Records from a data collection:
-- Opening Marker --

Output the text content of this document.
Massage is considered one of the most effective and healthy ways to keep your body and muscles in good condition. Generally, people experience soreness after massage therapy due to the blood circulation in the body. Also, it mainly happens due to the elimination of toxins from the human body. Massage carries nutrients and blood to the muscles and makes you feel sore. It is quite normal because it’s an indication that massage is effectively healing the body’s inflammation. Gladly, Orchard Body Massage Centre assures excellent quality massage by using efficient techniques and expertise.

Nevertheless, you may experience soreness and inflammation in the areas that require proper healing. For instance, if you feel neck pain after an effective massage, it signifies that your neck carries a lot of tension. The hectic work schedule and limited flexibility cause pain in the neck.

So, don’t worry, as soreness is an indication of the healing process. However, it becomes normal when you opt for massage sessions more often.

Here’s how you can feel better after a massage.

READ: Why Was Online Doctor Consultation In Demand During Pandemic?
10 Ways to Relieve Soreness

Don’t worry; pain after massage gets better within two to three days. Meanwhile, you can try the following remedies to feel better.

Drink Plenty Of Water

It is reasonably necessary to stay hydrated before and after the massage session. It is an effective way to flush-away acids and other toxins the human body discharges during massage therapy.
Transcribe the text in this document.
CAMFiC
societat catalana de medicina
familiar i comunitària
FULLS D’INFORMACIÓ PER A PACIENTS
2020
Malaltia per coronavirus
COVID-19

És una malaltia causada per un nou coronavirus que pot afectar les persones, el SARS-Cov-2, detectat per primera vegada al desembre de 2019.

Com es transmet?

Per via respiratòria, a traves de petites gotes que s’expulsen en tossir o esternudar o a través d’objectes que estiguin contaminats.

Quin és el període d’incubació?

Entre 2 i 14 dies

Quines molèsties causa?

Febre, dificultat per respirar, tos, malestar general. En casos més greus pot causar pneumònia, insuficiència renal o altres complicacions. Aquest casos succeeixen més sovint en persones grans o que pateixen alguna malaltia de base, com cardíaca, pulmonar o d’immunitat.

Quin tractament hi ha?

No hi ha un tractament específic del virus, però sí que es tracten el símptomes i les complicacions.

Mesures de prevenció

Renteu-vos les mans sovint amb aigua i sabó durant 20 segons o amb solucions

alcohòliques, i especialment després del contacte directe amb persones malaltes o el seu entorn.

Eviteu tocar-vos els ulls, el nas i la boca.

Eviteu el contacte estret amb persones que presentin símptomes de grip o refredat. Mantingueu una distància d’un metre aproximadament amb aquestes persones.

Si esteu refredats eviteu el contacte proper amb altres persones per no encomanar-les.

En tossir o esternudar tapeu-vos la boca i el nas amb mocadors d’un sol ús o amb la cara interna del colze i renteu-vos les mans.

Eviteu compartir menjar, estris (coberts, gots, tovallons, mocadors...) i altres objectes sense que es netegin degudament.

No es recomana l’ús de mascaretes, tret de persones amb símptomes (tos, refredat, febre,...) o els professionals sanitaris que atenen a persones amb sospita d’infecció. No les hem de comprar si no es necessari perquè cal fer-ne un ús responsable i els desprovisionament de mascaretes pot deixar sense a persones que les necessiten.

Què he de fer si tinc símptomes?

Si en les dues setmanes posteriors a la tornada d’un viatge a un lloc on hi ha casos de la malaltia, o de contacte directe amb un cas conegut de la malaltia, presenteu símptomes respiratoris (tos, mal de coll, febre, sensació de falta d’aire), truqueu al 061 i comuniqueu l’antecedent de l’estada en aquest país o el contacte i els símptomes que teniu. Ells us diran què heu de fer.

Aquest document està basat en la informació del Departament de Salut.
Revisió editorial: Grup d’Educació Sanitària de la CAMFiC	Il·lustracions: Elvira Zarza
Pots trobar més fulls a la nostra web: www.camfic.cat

-- Closing Marker --

Word for word, write out every record.

Response box:
Output the text content of this document.
Massage is considered one of the most effective and healthy ways to keep your body and muscles in good condition. Generally, people experience soreness after massage therapy due to the blood circulation in the body. Also, it mainly happens due to the elimination of toxins from the human body. Massage carries nutrients and blood to the muscles and makes you feel sore. It is quite normal because it’s an indication that massage is effectively healing the body’s inflammation. Gladly, Orchard Body Massage Centre assures excellent quality massage by using efficient techniques and expertise.

Nevertheless, you may experience soreness and inflammation in the areas that require proper healing. For instance, if you feel neck pain after an effective massage, it signifies that your neck carries a lot of tension. The hectic work schedule and limited flexibility cause pain in the neck.

So, don’t worry, as soreness is an indication of the healing process. However, it becomes normal when you opt for massage sessions more often.

Here’s how you can feel better after a massage.

READ: Why Was Online Doctor Consultation In Demand During Pandemic?
10 Ways to Relieve Soreness

Don’t worry; pain after massage gets better within two to three days. Meanwhile, you can try the following remedies to feel better.

Drink Plenty Of Water

It is reasonably necessary to stay hydrated before and after the massage session. It is an effective way to flush-away acids and other toxins the human body discharges during massage therapy.
Transcribe the text in this document.
CAMFiC
societat catalana de medicina
familiar i comunitària
FULLS D’INFORMACIÓ PER A PACIENTS
2020
Malaltia per coronavirus
COVID-19

És una malaltia causada per un nou coronavirus que pot afectar les persones, el SARS-Cov-2, detectat per primera vegada al desembre de 2019.

Com es transmet?

Per via respiratòria, a traves de petites gotes que s’expulsen en tossir o esternudar o a través d’objectes que estiguin contaminats.

Quin és el període d’incubació?

Entre 2 i 14 dies

Quines molèsties causa?

Febre, dificultat per respirar, tos, malestar general. En casos més greus pot causar pneumònia, insuficiència renal o altres complicacions. Aquest casos succeeixen més sovint en persones grans o que pateixen alguna malaltia de base, com cardíaca, pulmonar o d’immunitat.

Quin tractament hi ha?

No hi ha un tractament específic del virus, però sí que es tracten el símptomes i les complicacions.

Mesures de prevenció

Renteu-vos les mans sovint amb aigua i sabó durant 20 segons o amb solucions

alcohòliques, i especialment després del contacte directe amb persones malaltes o el seu entorn.

Eviteu tocar-vos els ulls, el nas i la boca.

Eviteu el contacte estret amb persones que presentin símptomes de grip o refredat. Mantingueu una distància d’un metre aproximadament amb aquestes persones.

Si esteu refredats eviteu el contacte proper amb altres persones per no encomanar-les.

En tossir o esternudar tapeu-vos la boca i el nas amb mocadors d’un sol ús o amb la cara interna del colze i renteu-vos les mans.

Eviteu compartir menjar, estris (coberts, gots, tovallons, mocadors...) i altres objectes sense que es netegin degudament.

No es recomana l’ús de mascaretes, tret de persones amb símptomes (tos, refredat, febre,...) o els professionals sanitaris que atenen a persones amb sospita d’infecció. No les hem de comprar si no es necessari perquè cal fer-ne un ús responsable i els desprovisionament de mascaretes pot deixar sense a persones que les necessiten.

Què he de fer si tinc símptomes?

Si en les dues setmanes posteriors a la tornada d’un viatge a un lloc on hi ha casos de la malaltia, o de contacte directe amb un cas conegut de la malaltia, presenteu símptomes respiratoris (tos, mal de coll, febre, sensació de falta d’aire), truqueu al 061 i comuniqueu l’antecedent de l’estada en aquest país o el contacte i els símptomes que teniu. Ells us diran què heu de fer.

Aquest document està basat en la informació del Departament de Salut.
Revisió editorial: Grup d’Educació Sanitària de la CAMFiC	Il·lustracions: Elvira Zarza
Pots trobar més fulls a la nostra web: www.camfic.cat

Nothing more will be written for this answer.